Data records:

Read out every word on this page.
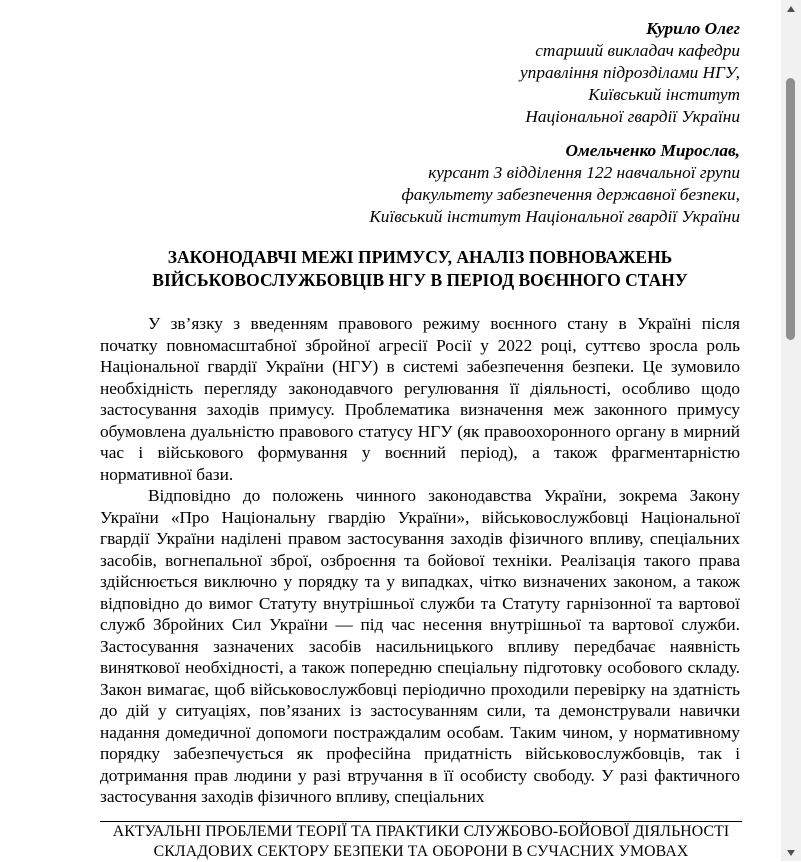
Курило Олег
старший викладач кафедри
управління підрозділами НГУ,
Київський інститут
Національної гвардії України
Омельченко Мирослав,
курсант 3 відділення 122 навчальної групи
факультету забезпечення державної безпеки,
Київський інститут Національної гвардії України
ЗАКОНОДАВЧІ МЕЖІ ПРИМУСУ, АНАЛІЗ ПОВНОВАЖЕНЬ
ВІЙСЬКОВОСЛУЖБОВЦІВ НГУ В ПЕРІОД ВОЄННОГО СТАНУ

У зв’язку з введенням правового режиму воєнного стану в Україні після початку повномасштабної збройної агресії Росії у 2022 році, суттєво зросла роль Національної гвардії України (НГУ) в системі забезпечення безпеки. Це зумовило необхідність перегляду законодавчого регулювання її діяльності, особливо щодо застосування заходів примусу. Проблематика визначення меж законного примусу обумовлена дуальністю правового статусу НГУ (як правоохоронного органу в мирний час і військового формування у воєнний період), а також фрагментарністю нормативної бази.

Відповідно до положень чинного законодавства України, зокрема Закону України «Про Національну гвардію України», військовослужбовці Національної гвардії України наділені правом застосування заходів фізичного впливу, спеціальних засобів, вогнепальної зброї, озброєння та бойової техніки. Реалізація такого права здійснюється виключно у порядку та у випадках, чітко визначених законом, а також відповідно до вимог Статуту внутрішньої служби та Статуту гарнізонної та вартової служб Збройних Сил України — під час несення внутрішньої та вартової служби. Застосування зазначених засобів насильницького впливу передбачає наявність виняткової необхідності, а також попередню спеціальну підготовку особового складу. Закон вимагає, щоб військовослужбовці періодично проходили перевірку на здатність до дій у ситуаціях, пов’язаних із застосуванням сили, та демонстрували навички надання домедичної допомоги постраждалим особам. Таким чином, у нормативному порядку забезпечується як професійна придатність військовослужбовців, так і дотримання прав людини у разі втручання в її особисту свободу. У разі фактичного застосування заходів фізичного впливу, спеціальних

АКТУАЛЬНІ ПРОБЛЕМИ ТЕОРІЇ ТА ПРАКТИКИ СЛУЖБОВО-БОЙОВОЇ ДІЯЛЬНОСТІ
СКЛАДОВИХ СЕКТОРУ БЕЗПЕКИ ТА ОБОРОНИ В СУЧАСНИХ УМОВАХ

## WRITTEN EXERCISE
Reproduce every line above as written, skipping pictures.

## WORKED ANSWER
Read out every word on this page.
Курило Олег
старший викладач кафедри
управління підрозділами НГУ,
Київський інститут
Національної гвардії України
Омельченко Мирослав,
курсант 3 відділення 122 навчальної групи
факультету забезпечення державної безпеки,
Київський інститут Національної гвардії України
ЗАКОНОДАВЧІ МЕЖІ ПРИМУСУ, АНАЛІЗ ПОВНОВАЖЕНЬ
ВІЙСЬКОВОСЛУЖБОВЦІВ НГУ В ПЕРІОД ВОЄННОГО СТАНУ

У зв’язку з введенням правового режиму воєнного стану в Україні після початку повномасштабної збройної агресії Росії у 2022 році, суттєво зросла роль Національної гвардії України (НГУ) в системі забезпечення безпеки. Це зумовило необхідність перегляду законодавчого регулювання її діяльності, особливо щодо застосування заходів примусу. Проблематика визначення меж законного примусу обумовлена дуальністю правового статусу НГУ (як правоохоронного органу в мирний час і військового формування у воєнний період), а також фрагментарністю нормативної бази.

Відповідно до положень чинного законодавства України, зокрема Закону України «Про Національну гвардію України», військовослужбовці Національної гвардії України наділені правом застосування заходів фізичного впливу, спеціальних засобів, вогнепальної зброї, озброєння та бойової техніки. Реалізація такого права здійснюється виключно у порядку та у випадках, чітко визначених законом, а також відповідно до вимог Статуту внутрішньої служби та Статуту гарнізонної та вартової служб Збройних Сил України — під час несення внутрішньої та вартової служби. Застосування зазначених засобів насильницького впливу передбачає наявність виняткової необхідності, а також попередню спеціальну підготовку особового складу. Закон вимагає, щоб військовослужбовці періодично проходили перевірку на здатність до дій у ситуаціях, пов’язаних із застосуванням сили, та демонстрували навички надання домедичної допомоги постраждалим особам. Таким чином, у нормативному порядку забезпечується як професійна придатність військовослужбовців, так і дотримання прав людини у разі втручання в її особисту свободу. У разі фактичного застосування заходів фізичного впливу, спеціальних

АКТУАЛЬНІ ПРОБЛЕМИ ТЕОРІЇ ТА ПРАКТИКИ СЛУЖБОВО-БОЙОВОЇ ДІЯЛЬНОСТІ
СКЛАДОВИХ СЕКТОРУ БЕЗПЕКИ ТА ОБОРОНИ В СУЧАСНИХ УМОВАХ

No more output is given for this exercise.